Aim
Can you reproduce the data beneath, keeping every line exact?

Data entries:
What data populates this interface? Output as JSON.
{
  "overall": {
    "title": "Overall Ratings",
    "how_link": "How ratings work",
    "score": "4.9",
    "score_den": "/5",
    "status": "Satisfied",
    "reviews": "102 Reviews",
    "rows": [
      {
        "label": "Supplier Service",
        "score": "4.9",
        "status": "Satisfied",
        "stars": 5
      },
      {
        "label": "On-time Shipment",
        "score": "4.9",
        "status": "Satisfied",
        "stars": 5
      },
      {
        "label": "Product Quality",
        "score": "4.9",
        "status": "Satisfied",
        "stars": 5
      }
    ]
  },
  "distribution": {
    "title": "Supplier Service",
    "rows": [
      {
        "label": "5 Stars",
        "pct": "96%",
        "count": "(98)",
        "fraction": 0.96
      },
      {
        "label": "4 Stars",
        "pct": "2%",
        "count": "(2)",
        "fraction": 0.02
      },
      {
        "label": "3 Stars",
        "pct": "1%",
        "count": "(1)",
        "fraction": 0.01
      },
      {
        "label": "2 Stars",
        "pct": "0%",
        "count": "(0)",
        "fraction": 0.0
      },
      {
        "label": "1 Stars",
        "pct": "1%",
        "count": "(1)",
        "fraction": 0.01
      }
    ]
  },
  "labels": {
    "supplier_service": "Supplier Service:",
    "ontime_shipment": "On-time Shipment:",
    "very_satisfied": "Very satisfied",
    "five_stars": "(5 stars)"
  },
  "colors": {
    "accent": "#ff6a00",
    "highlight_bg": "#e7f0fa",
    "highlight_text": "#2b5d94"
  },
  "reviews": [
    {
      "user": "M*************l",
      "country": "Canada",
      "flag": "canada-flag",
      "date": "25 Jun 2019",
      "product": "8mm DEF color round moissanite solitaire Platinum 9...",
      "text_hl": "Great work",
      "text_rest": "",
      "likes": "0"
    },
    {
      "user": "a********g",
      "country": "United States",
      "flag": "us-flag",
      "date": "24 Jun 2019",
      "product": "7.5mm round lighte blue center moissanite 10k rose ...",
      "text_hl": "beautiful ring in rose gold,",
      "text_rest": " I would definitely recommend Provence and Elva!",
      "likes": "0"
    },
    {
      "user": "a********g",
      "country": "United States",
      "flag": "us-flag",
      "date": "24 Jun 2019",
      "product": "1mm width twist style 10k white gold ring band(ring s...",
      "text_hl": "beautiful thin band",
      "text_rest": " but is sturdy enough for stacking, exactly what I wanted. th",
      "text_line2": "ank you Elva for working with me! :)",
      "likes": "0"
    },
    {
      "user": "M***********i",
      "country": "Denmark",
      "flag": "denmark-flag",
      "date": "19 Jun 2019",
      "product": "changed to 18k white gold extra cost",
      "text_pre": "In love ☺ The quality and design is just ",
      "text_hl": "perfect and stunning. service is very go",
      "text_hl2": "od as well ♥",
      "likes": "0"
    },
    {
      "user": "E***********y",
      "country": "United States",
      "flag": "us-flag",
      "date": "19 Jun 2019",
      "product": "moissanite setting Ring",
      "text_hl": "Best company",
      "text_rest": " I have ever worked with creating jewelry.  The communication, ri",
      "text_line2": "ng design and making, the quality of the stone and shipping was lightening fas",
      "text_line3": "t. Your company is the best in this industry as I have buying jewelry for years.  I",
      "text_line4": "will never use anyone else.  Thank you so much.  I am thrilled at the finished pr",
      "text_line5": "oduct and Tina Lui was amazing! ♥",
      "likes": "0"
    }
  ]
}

Task answer
What data populates this interface? Output as JSON.
{
  "overall": {
    "title": "Overall Ratings",
    "how_link": "How ratings work",
    "score": "4.9",
    "score_den": "/5",
    "status": "Satisfied",
    "reviews": "102 Reviews",
    "rows": [
      {
        "label": "Supplier Service",
        "score": "4.9",
        "status": "Satisfied",
        "stars": 5
      },
      {
        "label": "On-time Shipment",
        "score": "4.9",
        "status": "Satisfied",
        "stars": 5
      },
      {
        "label": "Product Quality",
        "score": "4.9",
        "status": "Satisfied",
        "stars": 5
      }
    ]
  },
  "distribution": {
    "title": "Supplier Service",
    "rows": [
      {
        "label": "5 Stars",
        "pct": "96%",
        "count": "(98)",
        "fraction": 0.96
      },
      {
        "label": "4 Stars",
        "pct": "2%",
        "count": "(2)",
        "fraction": 0.02
      },
      {
        "label": "3 Stars",
        "pct": "1%",
        "count": "(1)",
        "fraction": 0.01
      },
      {
        "label": "2 Stars",
        "pct": "0%",
        "count": "(0)",
        "fraction": 0.0
      },
      {
        "label": "1 Stars",
        "pct": "1%",
        "count": "(1)",
        "fraction": 0.01
      }
    ]
  },
  "labels": {
    "supplier_service": "Supplier Service:",
    "ontime_shipment": "On-time Shipment:",
    "very_satisfied": "Very satisfied",
    "five_stars": "(5 stars)"
  },
  "colors": {
    "accent": "#ff6a00",
    "highlight_bg": "#e7f0fa",
    "highlight_text": "#2b5d94"
  },
  "reviews": [
    {
      "user": "M*************l",
      "country": "Canada",
      "flag": "canada-flag",
      "date": "25 Jun 2019",
      "product": "8mm DEF color round moissanite solitaire Platinum 9...",
      "text_hl": "Great work",
      "text_rest": "",
      "likes": "0"
    },
    {
      "user": "a********g",
      "country": "United States",
      "flag": "us-flag",
      "date": "24 Jun 2019",
      "product": "7.5mm round lighte blue center moissanite 10k rose ...",
      "text_hl": "beautiful ring in rose gold,",
      "text_rest": " I would definitely recommend Provence and Elva!",
      "likes": "0"
    },
    {
      "user": "a********g",
      "country": "United States",
      "flag": "us-flag",
      "date": "24 Jun 2019",
      "product": "1mm width twist style 10k white gold ring band(ring s...",
      "text_hl": "beautiful thin band",
      "text_rest": " but is sturdy enough for stacking, exactly what I wanted. th",
      "text_line2": "ank you Elva for working with me! :)",
      "likes": "0"
    },
    {
      "user": "M***********i",
      "country": "Denmark",
      "flag": "denmark-flag",
      "date": "19 Jun 2019",
      "product": "changed to 18k white gold extra cost",
      "text_pre": "In love ☺ The quality and design is just ",
      "text_hl": "perfect and stunning. service is very go",
      "text_hl2": "od as well ♥",
      "likes": "0"
    },
    {
      "user": "E***********y",
      "country": "United States",
      "flag": "us-flag",
      "date": "19 Jun 2019",
      "product": "moissanite setting Ring",
      "text_hl": "Best company",
      "text_rest": " I have ever worked with creating jewelry.  The communication, ri",
      "text_line2": "ng design and making, the quality of the stone and shipping was lightening fas",
      "text_line3": "t. Your company is the best in this industry as I have buying jewelry for years.  I",
      "text_line4": "will never use anyone else.  Thank you so much.  I am thrilled at the finished pr",
      "text_line5": "oduct and Tina Lui was amazing! ♥",
      "likes": "0"
    }
  ]
}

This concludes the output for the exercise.